Records to use:
'''
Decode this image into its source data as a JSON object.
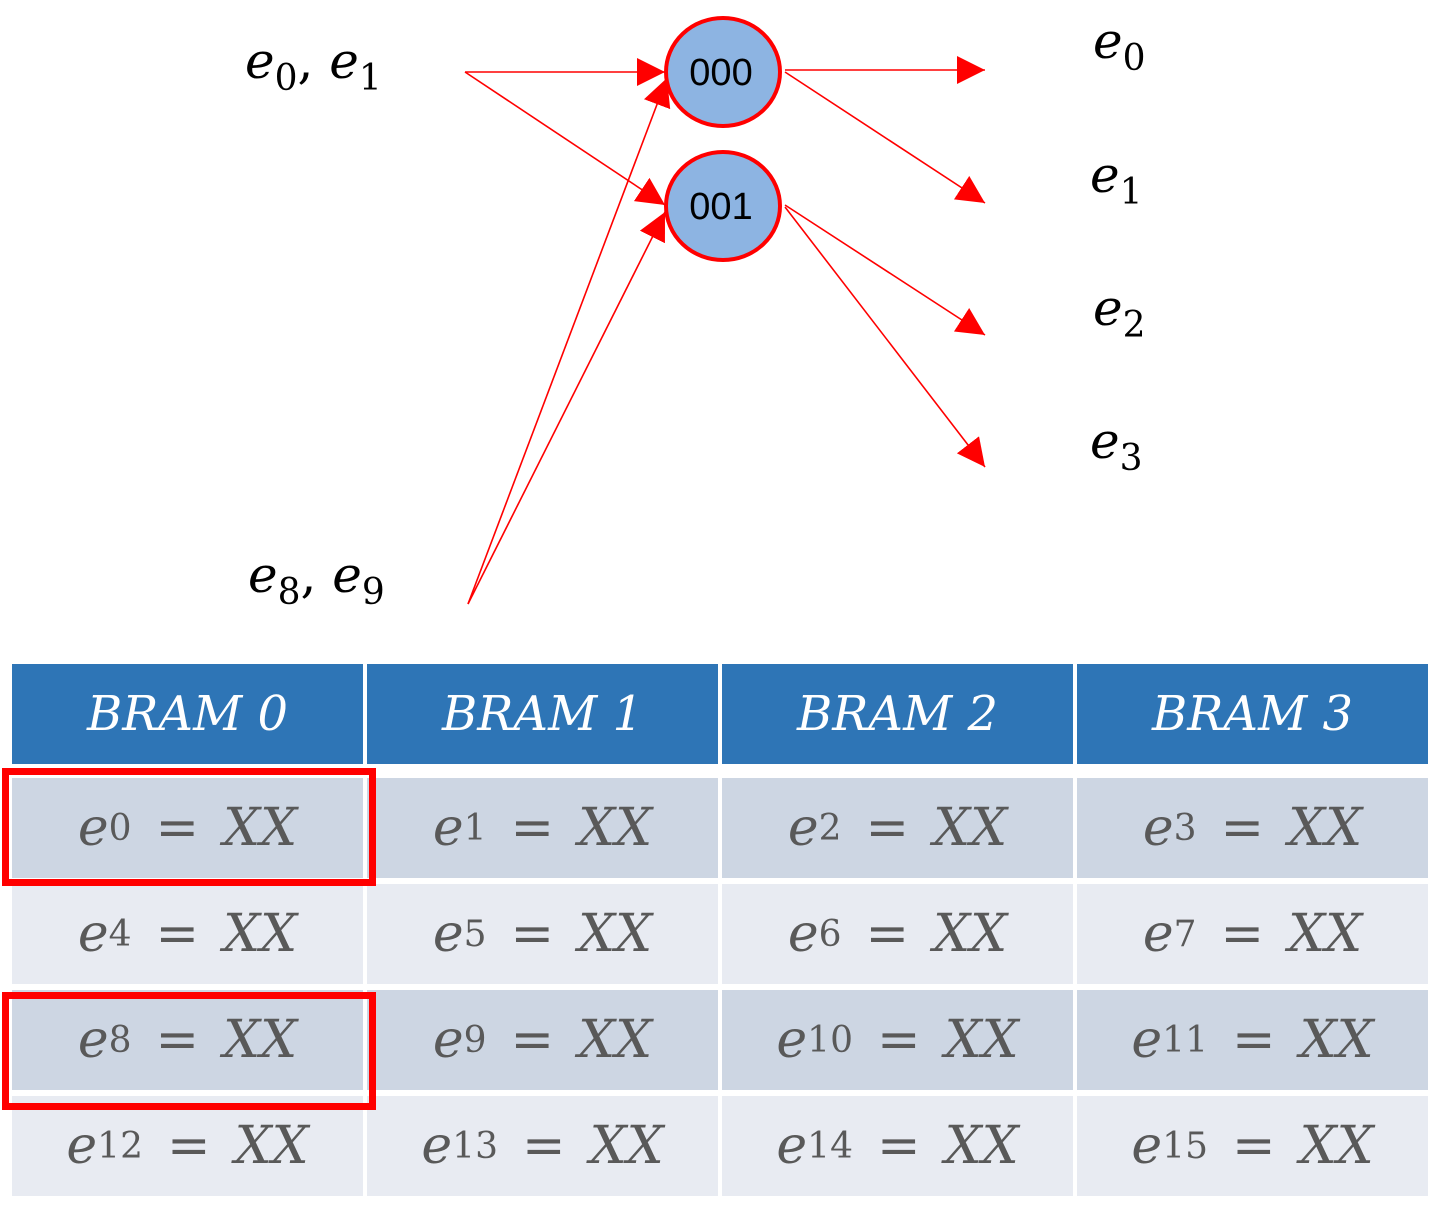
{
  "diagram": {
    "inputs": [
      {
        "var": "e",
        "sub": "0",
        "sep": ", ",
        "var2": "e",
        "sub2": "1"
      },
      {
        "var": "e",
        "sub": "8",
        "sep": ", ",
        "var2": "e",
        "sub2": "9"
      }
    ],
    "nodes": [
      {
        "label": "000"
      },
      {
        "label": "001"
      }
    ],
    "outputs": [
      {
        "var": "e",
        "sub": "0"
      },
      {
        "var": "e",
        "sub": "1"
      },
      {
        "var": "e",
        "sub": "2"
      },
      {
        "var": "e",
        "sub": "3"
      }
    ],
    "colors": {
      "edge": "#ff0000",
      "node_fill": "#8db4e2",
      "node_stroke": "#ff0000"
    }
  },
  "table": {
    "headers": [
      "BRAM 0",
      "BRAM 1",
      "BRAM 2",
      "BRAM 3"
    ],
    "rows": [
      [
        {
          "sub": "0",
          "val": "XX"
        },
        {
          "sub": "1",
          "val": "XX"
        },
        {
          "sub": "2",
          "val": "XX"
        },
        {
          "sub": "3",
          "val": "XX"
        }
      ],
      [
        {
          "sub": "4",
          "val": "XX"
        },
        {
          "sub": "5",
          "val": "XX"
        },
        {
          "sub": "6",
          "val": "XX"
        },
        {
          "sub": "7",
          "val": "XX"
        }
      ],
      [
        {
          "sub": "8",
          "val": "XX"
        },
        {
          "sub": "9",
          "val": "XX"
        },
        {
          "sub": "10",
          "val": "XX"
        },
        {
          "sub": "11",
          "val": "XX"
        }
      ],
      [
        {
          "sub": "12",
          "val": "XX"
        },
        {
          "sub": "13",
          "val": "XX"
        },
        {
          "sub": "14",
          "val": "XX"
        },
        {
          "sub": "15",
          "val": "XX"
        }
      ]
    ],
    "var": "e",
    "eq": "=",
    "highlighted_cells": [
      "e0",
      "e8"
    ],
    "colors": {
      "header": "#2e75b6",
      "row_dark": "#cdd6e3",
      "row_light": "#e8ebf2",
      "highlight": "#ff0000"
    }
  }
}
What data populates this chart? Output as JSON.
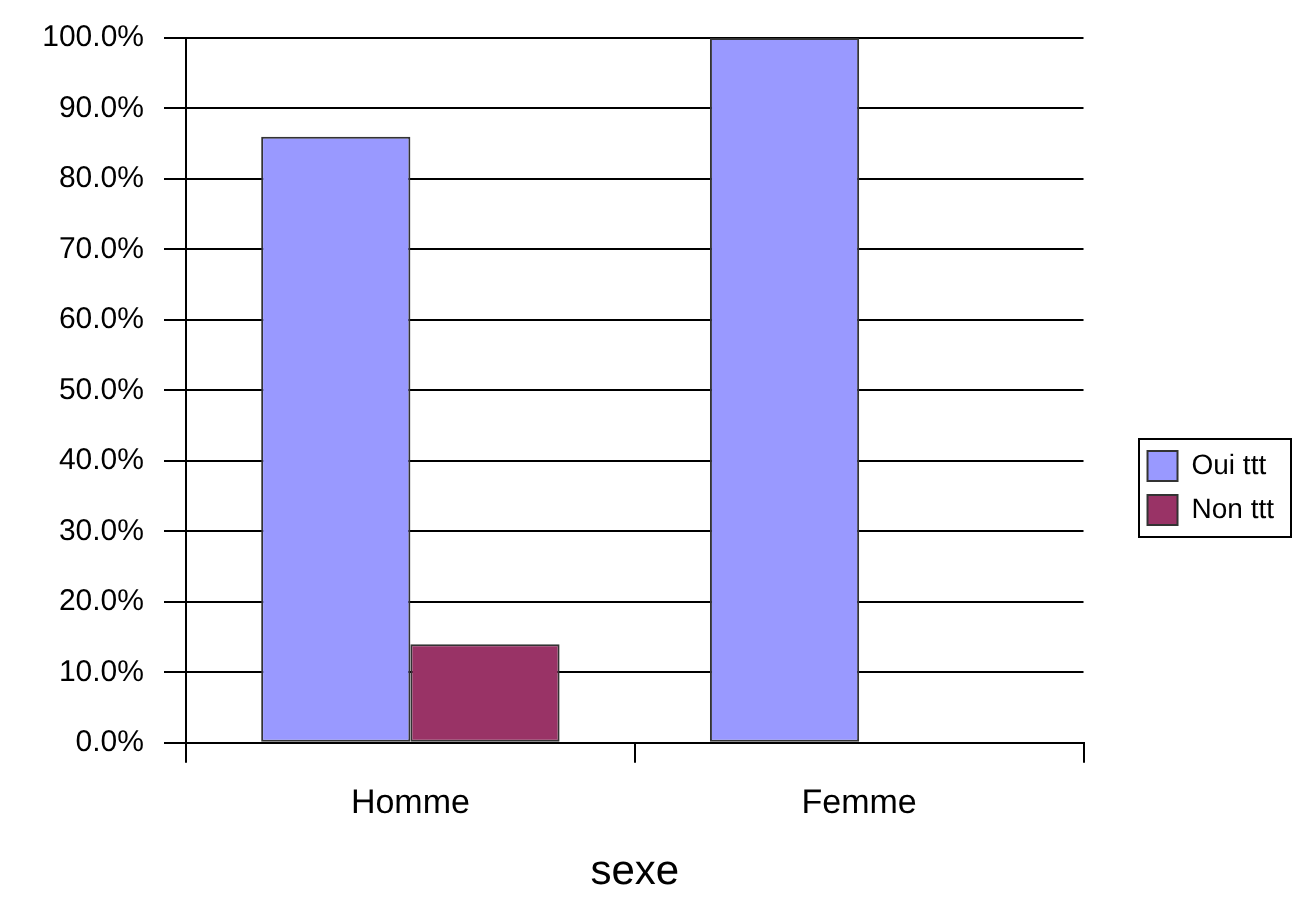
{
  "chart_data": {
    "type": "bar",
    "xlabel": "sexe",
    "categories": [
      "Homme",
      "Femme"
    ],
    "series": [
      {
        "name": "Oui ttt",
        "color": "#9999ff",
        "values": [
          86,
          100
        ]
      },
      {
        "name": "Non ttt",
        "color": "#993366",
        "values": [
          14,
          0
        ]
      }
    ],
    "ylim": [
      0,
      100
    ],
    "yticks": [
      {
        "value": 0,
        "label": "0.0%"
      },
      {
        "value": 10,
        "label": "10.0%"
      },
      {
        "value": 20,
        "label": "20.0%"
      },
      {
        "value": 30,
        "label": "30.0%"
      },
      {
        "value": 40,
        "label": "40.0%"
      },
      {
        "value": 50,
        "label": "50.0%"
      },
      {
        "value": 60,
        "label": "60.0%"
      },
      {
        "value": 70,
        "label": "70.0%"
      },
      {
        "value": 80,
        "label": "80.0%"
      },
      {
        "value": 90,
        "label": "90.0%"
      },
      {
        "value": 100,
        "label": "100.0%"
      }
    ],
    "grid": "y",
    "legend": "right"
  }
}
'''
Task requirements:
Your task is to transcribe all of the records precisely, with no images included.

Solution for this exercise:
Decode this image into its source data as a JSON object.
{
  "diagram": {
    "inputs": [
      {
        "var": "e",
        "sub": "0",
        "sep": ", ",
        "var2": "e",
        "sub2": "1"
      },
      {
        "var": "e",
        "sub": "8",
        "sep": ", ",
        "var2": "e",
        "sub2": "9"
      }
    ],
    "nodes": [
      {
        "label": "000"
      },
      {
        "label": "001"
      }
    ],
    "outputs": [
      {
        "var": "e",
        "sub": "0"
      },
      {
        "var": "e",
        "sub": "1"
      },
      {
        "var": "e",
        "sub": "2"
      },
      {
        "var": "e",
        "sub": "3"
      }
    ],
    "colors": {
      "edge": "#ff0000",
      "node_fill": "#8db4e2",
      "node_stroke": "#ff0000"
    }
  },
  "table": {
    "headers": [
      "BRAM 0",
      "BRAM 1",
      "BRAM 2",
      "BRAM 3"
    ],
    "rows": [
      [
        {
          "sub": "0",
          "val": "XX"
        },
        {
          "sub": "1",
          "val": "XX"
        },
        {
          "sub": "2",
          "val": "XX"
        },
        {
          "sub": "3",
          "val": "XX"
        }
      ],
      [
        {
          "sub": "4",
          "val": "XX"
        },
        {
          "sub": "5",
          "val": "XX"
        },
        {
          "sub": "6",
          "val": "XX"
        },
        {
          "sub": "7",
          "val": "XX"
        }
      ],
      [
        {
          "sub": "8",
          "val": "XX"
        },
        {
          "sub": "9",
          "val": "XX"
        },
        {
          "sub": "10",
          "val": "XX"
        },
        {
          "sub": "11",
          "val": "XX"
        }
      ],
      [
        {
          "sub": "12",
          "val": "XX"
        },
        {
          "sub": "13",
          "val": "XX"
        },
        {
          "sub": "14",
          "val": "XX"
        },
        {
          "sub": "15",
          "val": "XX"
        }
      ]
    ],
    "var": "e",
    "eq": "=",
    "highlighted_cells": [
      "e0",
      "e8"
    ],
    "colors": {
      "header": "#2e75b6",
      "row_dark": "#cdd6e3",
      "row_light": "#e8ebf2",
      "highlight": "#ff0000"
    }
  }
}
What data populates this chart? Output as JSON.
{
  "chart_data": {
    "type": "bar",
    "xlabel": "sexe",
    "categories": [
      "Homme",
      "Femme"
    ],
    "series": [
      {
        "name": "Oui ttt",
        "color": "#9999ff",
        "values": [
          86,
          100
        ]
      },
      {
        "name": "Non ttt",
        "color": "#993366",
        "values": [
          14,
          0
        ]
      }
    ],
    "ylim": [
      0,
      100
    ],
    "yticks": [
      {
        "value": 0,
        "label": "0.0%"
      },
      {
        "value": 10,
        "label": "10.0%"
      },
      {
        "value": 20,
        "label": "20.0%"
      },
      {
        "value": 30,
        "label": "30.0%"
      },
      {
        "value": 40,
        "label": "40.0%"
      },
      {
        "value": 50,
        "label": "50.0%"
      },
      {
        "value": 60,
        "label": "60.0%"
      },
      {
        "value": 70,
        "label": "70.0%"
      },
      {
        "value": 80,
        "label": "80.0%"
      },
      {
        "value": 90,
        "label": "90.0%"
      },
      {
        "value": 100,
        "label": "100.0%"
      }
    ],
    "grid": "y",
    "legend": "right"
  }
}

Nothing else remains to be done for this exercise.